Items from a figure collection:
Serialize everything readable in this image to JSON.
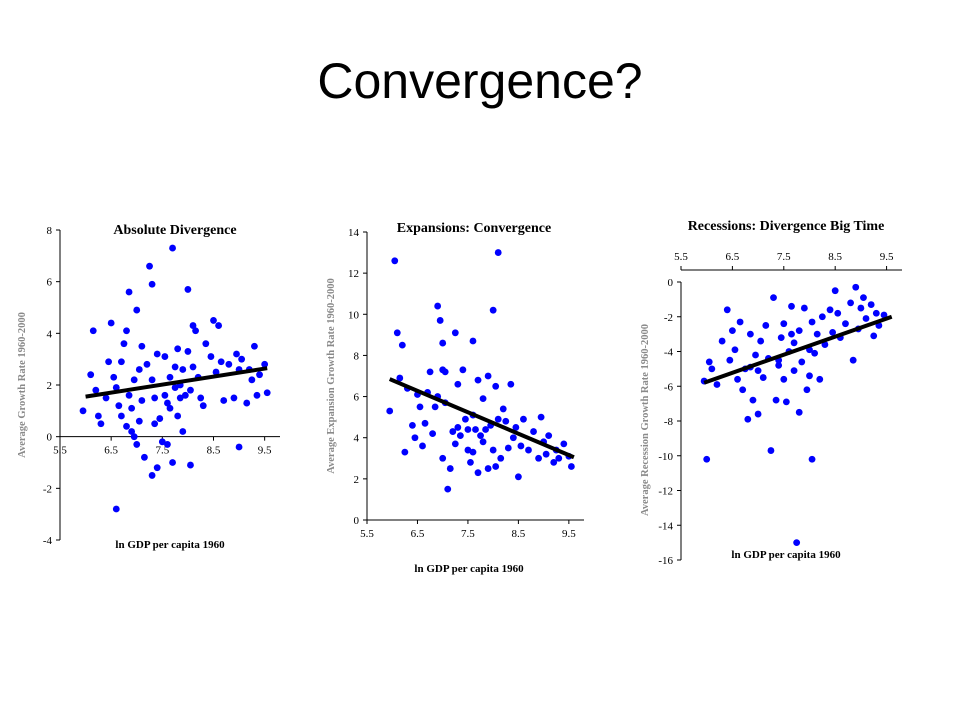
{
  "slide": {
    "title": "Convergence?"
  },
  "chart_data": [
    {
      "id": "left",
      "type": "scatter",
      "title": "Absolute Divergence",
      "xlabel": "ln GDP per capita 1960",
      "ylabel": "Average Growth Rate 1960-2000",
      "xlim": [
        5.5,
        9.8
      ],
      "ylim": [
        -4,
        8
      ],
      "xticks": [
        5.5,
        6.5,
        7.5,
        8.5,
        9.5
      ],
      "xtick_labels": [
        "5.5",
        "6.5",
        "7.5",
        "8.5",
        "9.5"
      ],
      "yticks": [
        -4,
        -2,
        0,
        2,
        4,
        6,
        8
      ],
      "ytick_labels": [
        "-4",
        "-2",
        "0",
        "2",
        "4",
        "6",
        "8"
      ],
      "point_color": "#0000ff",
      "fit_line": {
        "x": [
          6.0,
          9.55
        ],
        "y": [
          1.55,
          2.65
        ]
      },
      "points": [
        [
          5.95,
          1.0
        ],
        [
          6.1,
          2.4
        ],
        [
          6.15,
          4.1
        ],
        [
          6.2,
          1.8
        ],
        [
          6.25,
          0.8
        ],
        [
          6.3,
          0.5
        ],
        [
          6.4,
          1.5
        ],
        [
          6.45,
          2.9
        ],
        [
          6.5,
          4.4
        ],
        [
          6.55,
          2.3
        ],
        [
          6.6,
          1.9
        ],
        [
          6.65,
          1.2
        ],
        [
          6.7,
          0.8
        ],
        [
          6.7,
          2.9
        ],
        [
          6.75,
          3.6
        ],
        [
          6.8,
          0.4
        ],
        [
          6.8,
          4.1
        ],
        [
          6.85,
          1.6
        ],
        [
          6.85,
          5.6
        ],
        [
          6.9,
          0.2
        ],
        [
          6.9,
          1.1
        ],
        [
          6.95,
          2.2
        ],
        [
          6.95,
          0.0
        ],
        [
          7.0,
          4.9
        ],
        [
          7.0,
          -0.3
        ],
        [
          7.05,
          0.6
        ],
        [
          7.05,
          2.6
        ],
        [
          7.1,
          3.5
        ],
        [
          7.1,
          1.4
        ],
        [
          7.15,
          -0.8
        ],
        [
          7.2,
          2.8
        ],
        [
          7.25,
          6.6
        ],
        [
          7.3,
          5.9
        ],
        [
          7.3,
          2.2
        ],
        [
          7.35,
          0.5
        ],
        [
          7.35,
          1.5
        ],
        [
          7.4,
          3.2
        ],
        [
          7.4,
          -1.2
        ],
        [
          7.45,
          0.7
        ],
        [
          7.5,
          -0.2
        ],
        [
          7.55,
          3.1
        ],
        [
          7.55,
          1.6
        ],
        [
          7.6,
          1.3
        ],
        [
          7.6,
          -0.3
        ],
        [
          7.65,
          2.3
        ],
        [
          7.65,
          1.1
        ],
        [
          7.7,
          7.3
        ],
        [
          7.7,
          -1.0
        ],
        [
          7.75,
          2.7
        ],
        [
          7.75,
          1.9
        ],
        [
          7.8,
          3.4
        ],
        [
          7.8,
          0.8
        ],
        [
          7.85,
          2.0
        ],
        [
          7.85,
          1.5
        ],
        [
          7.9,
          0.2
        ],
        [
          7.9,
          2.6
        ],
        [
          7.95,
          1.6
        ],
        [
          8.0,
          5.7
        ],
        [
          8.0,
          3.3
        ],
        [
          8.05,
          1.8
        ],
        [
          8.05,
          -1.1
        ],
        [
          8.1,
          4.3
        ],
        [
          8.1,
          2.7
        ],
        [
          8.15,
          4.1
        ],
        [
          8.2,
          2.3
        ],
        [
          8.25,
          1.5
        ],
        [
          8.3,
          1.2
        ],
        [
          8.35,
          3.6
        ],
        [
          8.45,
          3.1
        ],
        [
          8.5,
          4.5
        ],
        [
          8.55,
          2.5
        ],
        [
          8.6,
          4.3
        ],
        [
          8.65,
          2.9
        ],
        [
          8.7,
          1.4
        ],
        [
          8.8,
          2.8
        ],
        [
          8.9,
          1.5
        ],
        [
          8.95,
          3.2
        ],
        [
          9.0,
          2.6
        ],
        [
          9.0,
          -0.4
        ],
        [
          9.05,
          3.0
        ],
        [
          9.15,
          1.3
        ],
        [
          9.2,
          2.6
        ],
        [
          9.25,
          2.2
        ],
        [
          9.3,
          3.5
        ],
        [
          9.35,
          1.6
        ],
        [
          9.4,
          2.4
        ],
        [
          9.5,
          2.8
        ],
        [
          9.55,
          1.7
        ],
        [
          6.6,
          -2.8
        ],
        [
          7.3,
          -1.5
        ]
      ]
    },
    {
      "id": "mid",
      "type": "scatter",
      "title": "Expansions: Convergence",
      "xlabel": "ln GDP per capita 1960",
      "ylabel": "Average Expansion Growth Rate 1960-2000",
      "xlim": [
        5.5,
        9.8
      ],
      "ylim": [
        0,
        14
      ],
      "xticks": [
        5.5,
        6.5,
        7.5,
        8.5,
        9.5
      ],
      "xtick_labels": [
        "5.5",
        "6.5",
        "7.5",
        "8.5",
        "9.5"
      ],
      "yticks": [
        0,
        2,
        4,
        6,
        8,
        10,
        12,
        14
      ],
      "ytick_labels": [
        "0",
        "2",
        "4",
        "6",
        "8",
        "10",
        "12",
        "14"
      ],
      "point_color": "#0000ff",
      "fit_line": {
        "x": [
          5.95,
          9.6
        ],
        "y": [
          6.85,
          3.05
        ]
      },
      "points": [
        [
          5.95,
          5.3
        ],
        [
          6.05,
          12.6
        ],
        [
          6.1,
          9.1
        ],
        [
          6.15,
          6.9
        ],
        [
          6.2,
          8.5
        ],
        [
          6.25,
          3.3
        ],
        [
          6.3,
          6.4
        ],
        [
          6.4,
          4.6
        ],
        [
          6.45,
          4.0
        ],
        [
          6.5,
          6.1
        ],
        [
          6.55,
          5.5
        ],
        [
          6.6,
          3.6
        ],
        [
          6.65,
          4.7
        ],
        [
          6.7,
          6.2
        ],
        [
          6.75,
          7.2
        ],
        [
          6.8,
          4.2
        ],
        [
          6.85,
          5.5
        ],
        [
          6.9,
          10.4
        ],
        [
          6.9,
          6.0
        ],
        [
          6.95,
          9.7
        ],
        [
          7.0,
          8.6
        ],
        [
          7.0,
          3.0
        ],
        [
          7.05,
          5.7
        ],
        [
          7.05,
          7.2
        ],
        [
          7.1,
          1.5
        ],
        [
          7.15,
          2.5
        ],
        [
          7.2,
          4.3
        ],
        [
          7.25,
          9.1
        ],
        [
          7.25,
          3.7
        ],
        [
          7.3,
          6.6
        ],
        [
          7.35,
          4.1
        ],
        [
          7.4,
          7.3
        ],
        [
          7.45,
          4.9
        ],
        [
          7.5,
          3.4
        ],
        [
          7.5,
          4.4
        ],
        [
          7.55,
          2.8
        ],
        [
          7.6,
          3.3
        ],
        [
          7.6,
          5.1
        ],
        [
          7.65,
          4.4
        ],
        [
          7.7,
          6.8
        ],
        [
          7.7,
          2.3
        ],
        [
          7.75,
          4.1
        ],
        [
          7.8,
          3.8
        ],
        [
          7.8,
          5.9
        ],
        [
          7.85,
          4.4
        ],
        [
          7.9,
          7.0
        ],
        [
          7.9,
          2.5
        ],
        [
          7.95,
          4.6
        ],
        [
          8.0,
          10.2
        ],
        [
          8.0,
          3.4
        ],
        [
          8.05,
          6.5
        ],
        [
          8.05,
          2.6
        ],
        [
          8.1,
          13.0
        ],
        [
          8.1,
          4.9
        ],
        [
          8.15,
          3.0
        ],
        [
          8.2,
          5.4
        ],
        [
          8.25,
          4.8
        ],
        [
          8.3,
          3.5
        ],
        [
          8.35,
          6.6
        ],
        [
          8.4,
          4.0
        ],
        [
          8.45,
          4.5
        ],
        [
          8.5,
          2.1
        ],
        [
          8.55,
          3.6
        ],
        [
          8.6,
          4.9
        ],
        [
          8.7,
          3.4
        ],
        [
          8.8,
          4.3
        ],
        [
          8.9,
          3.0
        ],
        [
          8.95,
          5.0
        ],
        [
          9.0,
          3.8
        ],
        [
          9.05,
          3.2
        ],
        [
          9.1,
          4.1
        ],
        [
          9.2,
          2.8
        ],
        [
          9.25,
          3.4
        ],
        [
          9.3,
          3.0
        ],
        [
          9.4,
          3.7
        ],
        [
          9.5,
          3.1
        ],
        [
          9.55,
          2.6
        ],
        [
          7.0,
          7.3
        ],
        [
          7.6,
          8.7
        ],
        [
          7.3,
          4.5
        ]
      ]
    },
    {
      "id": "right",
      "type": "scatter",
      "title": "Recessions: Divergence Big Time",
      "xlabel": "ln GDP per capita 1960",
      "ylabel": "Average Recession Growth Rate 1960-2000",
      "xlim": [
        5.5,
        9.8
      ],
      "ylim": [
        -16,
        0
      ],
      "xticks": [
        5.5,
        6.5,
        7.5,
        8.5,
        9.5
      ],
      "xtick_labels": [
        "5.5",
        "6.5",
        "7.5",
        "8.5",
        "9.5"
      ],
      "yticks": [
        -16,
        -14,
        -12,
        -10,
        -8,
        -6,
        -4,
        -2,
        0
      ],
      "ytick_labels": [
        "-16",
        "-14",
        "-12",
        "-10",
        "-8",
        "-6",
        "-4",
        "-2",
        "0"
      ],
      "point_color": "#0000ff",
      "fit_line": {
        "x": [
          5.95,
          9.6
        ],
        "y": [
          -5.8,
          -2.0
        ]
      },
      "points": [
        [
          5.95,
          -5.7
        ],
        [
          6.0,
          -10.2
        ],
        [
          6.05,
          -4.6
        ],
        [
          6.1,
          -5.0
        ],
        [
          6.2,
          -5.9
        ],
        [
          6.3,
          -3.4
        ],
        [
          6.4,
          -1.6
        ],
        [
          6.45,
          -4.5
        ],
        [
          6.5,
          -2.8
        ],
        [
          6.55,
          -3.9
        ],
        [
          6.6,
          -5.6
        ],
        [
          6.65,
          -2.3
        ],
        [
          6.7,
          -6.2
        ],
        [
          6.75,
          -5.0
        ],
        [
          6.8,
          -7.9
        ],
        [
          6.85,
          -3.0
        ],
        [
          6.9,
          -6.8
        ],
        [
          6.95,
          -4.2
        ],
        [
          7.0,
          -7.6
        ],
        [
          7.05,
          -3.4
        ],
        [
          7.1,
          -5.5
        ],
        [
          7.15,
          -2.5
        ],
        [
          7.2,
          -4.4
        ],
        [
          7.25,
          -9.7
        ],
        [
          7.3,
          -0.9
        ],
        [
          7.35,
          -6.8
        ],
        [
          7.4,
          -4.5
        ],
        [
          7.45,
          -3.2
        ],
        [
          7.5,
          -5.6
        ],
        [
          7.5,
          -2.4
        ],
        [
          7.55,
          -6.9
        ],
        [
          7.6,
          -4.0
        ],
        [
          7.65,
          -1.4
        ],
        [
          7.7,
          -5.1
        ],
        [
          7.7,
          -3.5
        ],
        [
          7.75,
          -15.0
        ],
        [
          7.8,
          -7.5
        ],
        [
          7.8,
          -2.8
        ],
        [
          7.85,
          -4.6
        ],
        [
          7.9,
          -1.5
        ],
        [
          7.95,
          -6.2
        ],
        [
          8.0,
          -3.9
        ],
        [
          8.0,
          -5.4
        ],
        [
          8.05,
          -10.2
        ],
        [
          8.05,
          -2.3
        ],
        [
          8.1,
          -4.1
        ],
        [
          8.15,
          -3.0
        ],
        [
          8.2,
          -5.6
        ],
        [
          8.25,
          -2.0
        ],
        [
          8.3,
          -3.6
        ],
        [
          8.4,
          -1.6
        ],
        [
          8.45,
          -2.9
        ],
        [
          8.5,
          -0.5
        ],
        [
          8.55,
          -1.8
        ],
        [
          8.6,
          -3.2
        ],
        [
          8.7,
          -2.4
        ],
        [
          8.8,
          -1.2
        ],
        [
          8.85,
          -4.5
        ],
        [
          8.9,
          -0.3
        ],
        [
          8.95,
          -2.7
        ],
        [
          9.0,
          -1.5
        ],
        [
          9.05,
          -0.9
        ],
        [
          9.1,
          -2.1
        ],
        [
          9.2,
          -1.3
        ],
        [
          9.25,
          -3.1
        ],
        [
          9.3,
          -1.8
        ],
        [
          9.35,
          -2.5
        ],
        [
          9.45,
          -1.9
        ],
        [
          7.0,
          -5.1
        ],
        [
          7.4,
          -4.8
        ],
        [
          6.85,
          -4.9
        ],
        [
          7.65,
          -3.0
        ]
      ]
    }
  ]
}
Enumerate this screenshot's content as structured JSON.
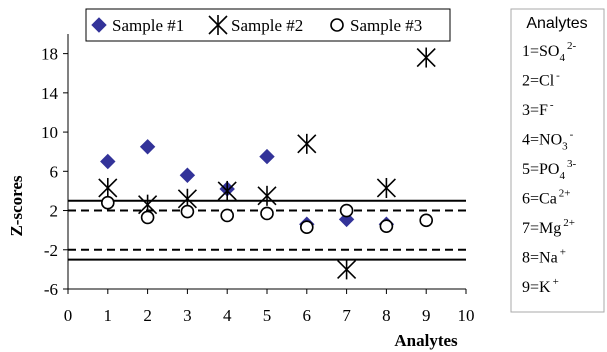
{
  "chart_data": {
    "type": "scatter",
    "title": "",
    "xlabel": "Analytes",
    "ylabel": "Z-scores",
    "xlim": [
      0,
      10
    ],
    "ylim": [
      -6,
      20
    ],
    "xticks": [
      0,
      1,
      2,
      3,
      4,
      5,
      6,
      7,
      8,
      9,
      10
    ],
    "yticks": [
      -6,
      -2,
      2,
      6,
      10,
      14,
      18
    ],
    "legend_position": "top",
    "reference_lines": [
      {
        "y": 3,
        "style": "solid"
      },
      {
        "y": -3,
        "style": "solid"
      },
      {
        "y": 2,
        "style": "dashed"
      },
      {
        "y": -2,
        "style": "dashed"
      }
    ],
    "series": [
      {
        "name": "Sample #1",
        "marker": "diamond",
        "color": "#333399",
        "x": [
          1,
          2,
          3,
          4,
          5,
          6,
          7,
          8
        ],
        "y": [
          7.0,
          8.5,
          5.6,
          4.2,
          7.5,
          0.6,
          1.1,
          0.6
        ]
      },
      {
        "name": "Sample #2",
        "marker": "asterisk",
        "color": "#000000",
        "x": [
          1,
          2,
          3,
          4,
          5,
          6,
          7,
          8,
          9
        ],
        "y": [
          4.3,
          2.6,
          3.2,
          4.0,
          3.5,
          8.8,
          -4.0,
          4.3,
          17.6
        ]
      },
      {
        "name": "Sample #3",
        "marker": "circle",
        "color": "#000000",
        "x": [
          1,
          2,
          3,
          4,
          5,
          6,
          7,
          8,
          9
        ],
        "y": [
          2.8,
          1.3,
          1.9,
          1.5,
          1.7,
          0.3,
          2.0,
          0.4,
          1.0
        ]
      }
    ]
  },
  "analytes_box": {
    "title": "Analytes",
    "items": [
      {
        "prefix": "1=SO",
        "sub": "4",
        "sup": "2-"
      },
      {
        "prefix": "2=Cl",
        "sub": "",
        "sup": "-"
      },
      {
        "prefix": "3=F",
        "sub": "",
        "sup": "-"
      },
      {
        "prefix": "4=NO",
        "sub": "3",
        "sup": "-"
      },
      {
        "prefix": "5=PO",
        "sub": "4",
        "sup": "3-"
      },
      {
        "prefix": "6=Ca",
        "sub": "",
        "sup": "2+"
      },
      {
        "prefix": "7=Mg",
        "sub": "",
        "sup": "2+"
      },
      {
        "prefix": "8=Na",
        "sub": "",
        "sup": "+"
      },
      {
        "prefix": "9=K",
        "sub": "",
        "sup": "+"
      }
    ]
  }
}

AIM: Search the data for "name". Copy every line that has it.

WRITTEN RESPONSE:
        "name": "Sample #1",
        "name": "Sample #2",
        "name": "Sample #3",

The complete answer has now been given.